[Stored data]
=======

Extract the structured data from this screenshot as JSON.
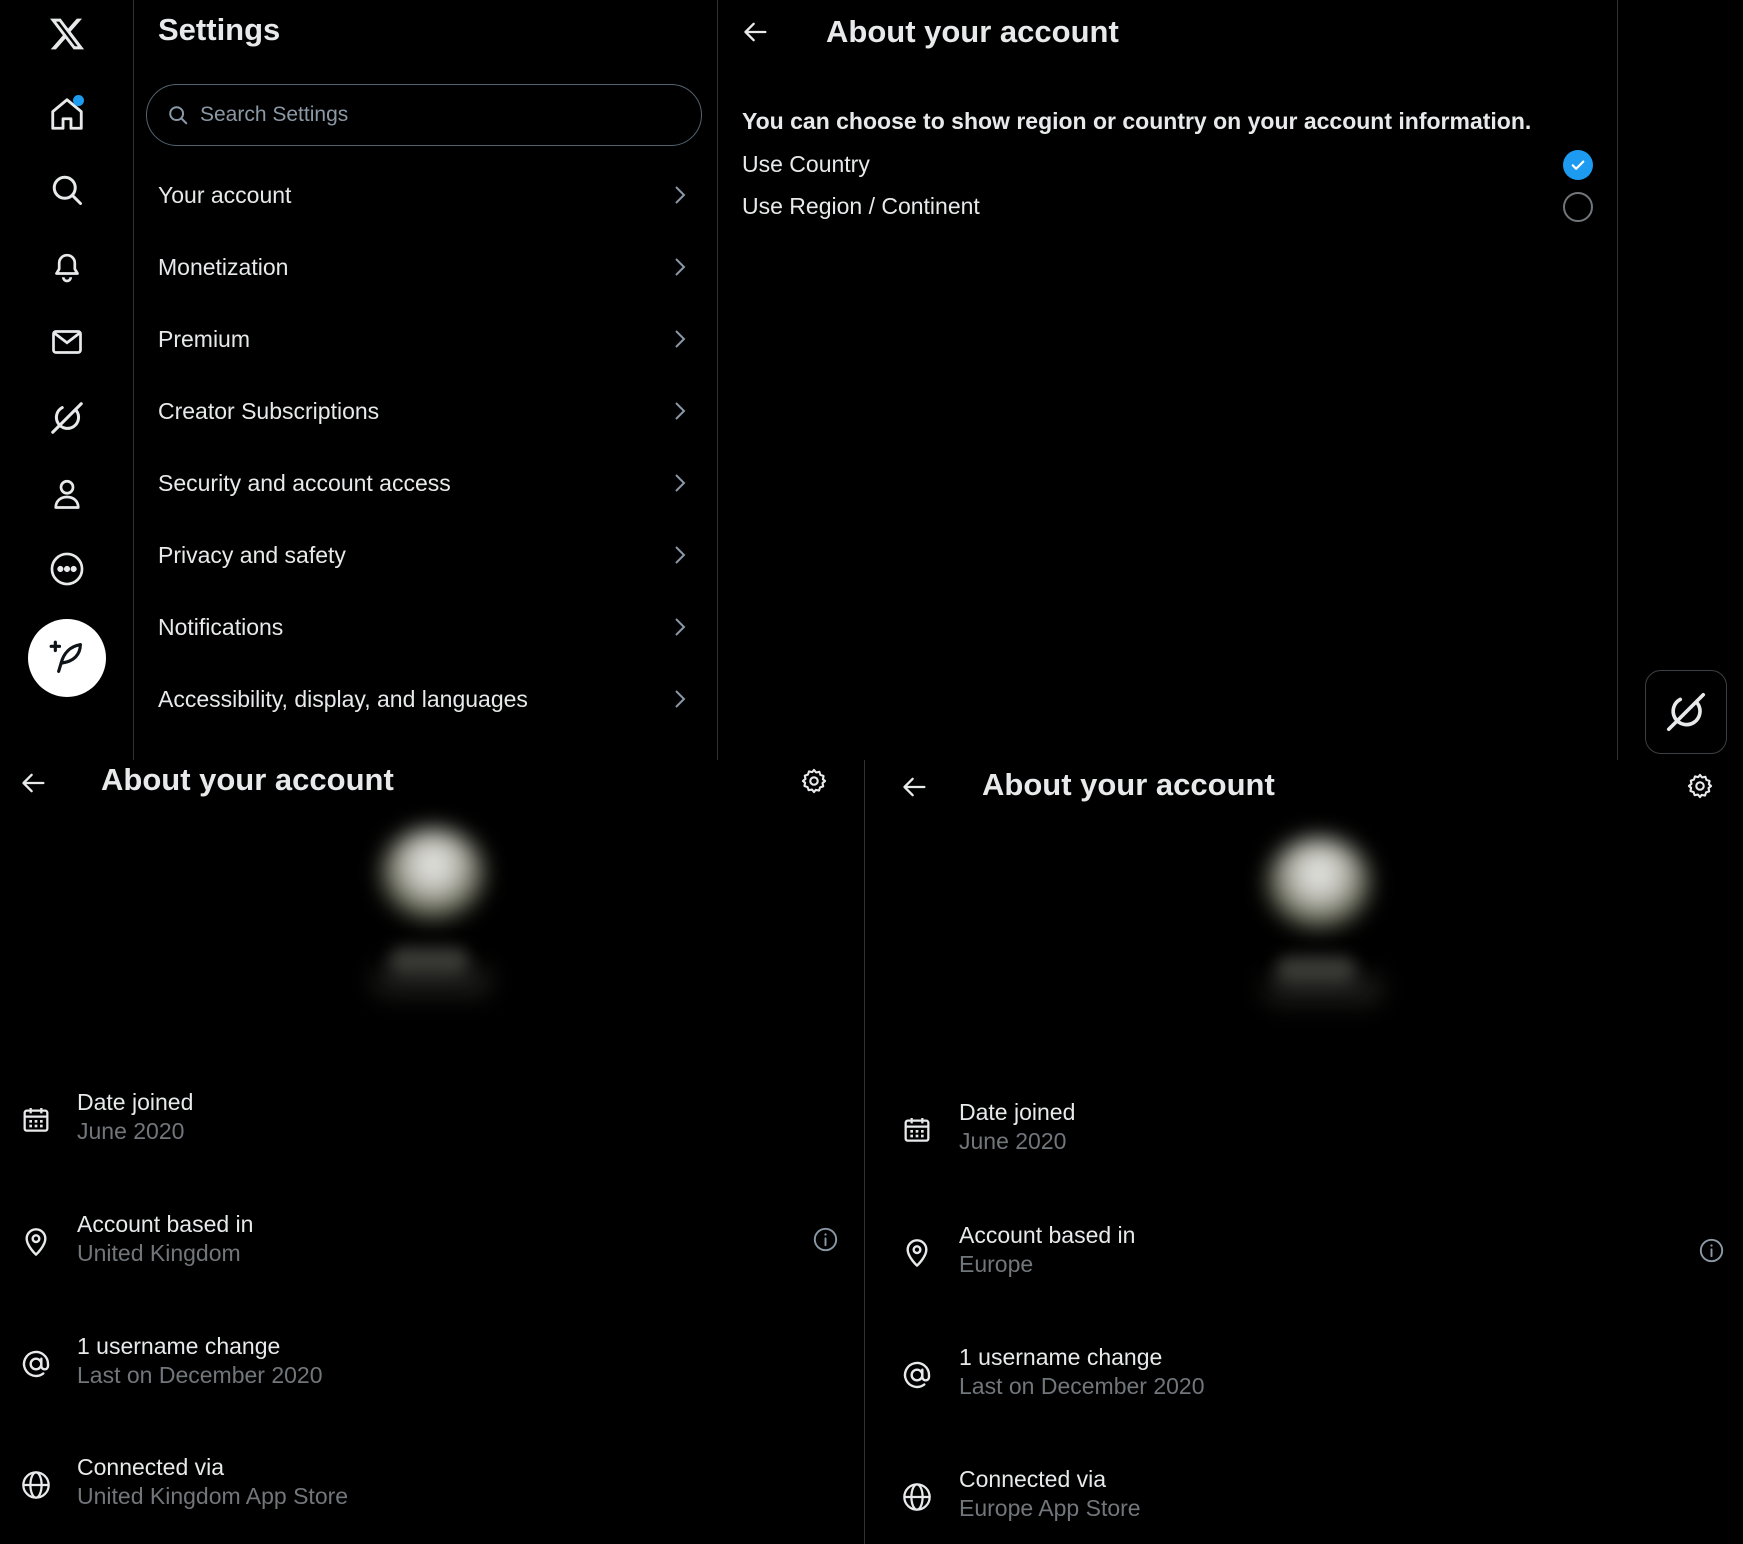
{
  "sidebar": {
    "icons": [
      "x-logo-icon",
      "home-icon",
      "search-icon",
      "bell-icon",
      "mail-icon",
      "grok-icon",
      "profile-icon",
      "more-icon"
    ],
    "post_button_icon": "feather-plus-icon",
    "accent": "#1d9bf0"
  },
  "settings": {
    "title": "Settings",
    "search_placeholder": "Search Settings",
    "items": [
      {
        "label": "Your account"
      },
      {
        "label": "Monetization"
      },
      {
        "label": "Premium"
      },
      {
        "label": "Creator Subscriptions"
      },
      {
        "label": "Security and account access"
      },
      {
        "label": "Privacy and safety"
      },
      {
        "label": "Notifications"
      },
      {
        "label": "Accessibility, display, and languages"
      }
    ]
  },
  "about_settings": {
    "title": "About your account",
    "prompt": "You can choose to show region or country on your account information.",
    "options": [
      {
        "label": "Use Country",
        "selected": true
      },
      {
        "label": "Use Region / Continent",
        "selected": false
      }
    ]
  },
  "about_country": {
    "title": "About your account",
    "rows": [
      {
        "icon": "calendar-icon",
        "label": "Date joined",
        "value": "June 2020"
      },
      {
        "icon": "location-pin-icon",
        "label": "Account based in",
        "value": "United Kingdom"
      },
      {
        "icon": "at-sign-icon",
        "label": "1 username change",
        "value": "Last on December 2020"
      },
      {
        "icon": "globe-icon",
        "label": "Connected via",
        "value": "United Kingdom App Store"
      }
    ]
  },
  "about_region": {
    "title": "About your account",
    "rows": [
      {
        "icon": "calendar-icon",
        "label": "Date joined",
        "value": "June 2020"
      },
      {
        "icon": "location-pin-icon",
        "label": "Account based in",
        "value": "Europe"
      },
      {
        "icon": "at-sign-icon",
        "label": "1 username change",
        "value": "Last on December 2020"
      },
      {
        "icon": "globe-icon",
        "label": "Connected via",
        "value": "Europe App Store"
      }
    ]
  }
}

=======

Repeat every record above exactly, but leave out any pictures.

Extract the structured data from this screenshot as JSON.
{
  "sidebar": {
    "icons": [
      "x-logo-icon",
      "home-icon",
      "search-icon",
      "bell-icon",
      "mail-icon",
      "grok-icon",
      "profile-icon",
      "more-icon"
    ],
    "post_button_icon": "feather-plus-icon",
    "accent": "#1d9bf0"
  },
  "settings": {
    "title": "Settings",
    "search_placeholder": "Search Settings",
    "items": [
      {
        "label": "Your account"
      },
      {
        "label": "Monetization"
      },
      {
        "label": "Premium"
      },
      {
        "label": "Creator Subscriptions"
      },
      {
        "label": "Security and account access"
      },
      {
        "label": "Privacy and safety"
      },
      {
        "label": "Notifications"
      },
      {
        "label": "Accessibility, display, and languages"
      }
    ]
  },
  "about_settings": {
    "title": "About your account",
    "prompt": "You can choose to show region or country on your account information.",
    "options": [
      {
        "label": "Use Country",
        "selected": true
      },
      {
        "label": "Use Region / Continent",
        "selected": false
      }
    ]
  },
  "about_country": {
    "title": "About your account",
    "rows": [
      {
        "icon": "calendar-icon",
        "label": "Date joined",
        "value": "June 2020"
      },
      {
        "icon": "location-pin-icon",
        "label": "Account based in",
        "value": "United Kingdom"
      },
      {
        "icon": "at-sign-icon",
        "label": "1 username change",
        "value": "Last on December 2020"
      },
      {
        "icon": "globe-icon",
        "label": "Connected via",
        "value": "United Kingdom App Store"
      }
    ]
  },
  "about_region": {
    "title": "About your account",
    "rows": [
      {
        "icon": "calendar-icon",
        "label": "Date joined",
        "value": "June 2020"
      },
      {
        "icon": "location-pin-icon",
        "label": "Account based in",
        "value": "Europe"
      },
      {
        "icon": "at-sign-icon",
        "label": "1 username change",
        "value": "Last on December 2020"
      },
      {
        "icon": "globe-icon",
        "label": "Connected via",
        "value": "Europe App Store"
      }
    ]
  }
}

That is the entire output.